Stated exercise: Set down, in full, every record in the block.

Records for the task:
────────────────────────────────────────

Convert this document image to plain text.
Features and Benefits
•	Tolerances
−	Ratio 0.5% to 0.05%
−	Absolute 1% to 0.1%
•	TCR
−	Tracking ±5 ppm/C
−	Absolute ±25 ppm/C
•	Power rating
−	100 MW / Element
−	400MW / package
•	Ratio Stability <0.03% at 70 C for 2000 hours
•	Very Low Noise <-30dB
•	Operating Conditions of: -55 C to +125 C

────────────────────────────────────────

Reply:
Convert this document image to plain text.
Features and Benefits
•	Tolerances
−	Ratio 0.5% to 0.05%
−	Absolute 1% to 0.1%
•	TCR
−	Tracking ±5 ppm/C
−	Absolute ±25 ppm/C
•	Power rating
−	100 MW / Element
−	400MW / package
•	Ratio Stability <0.03% at 70 C for 2000 hours
•	Very Low Noise <-30dB
•	Operating Conditions of: -55 C to +125 C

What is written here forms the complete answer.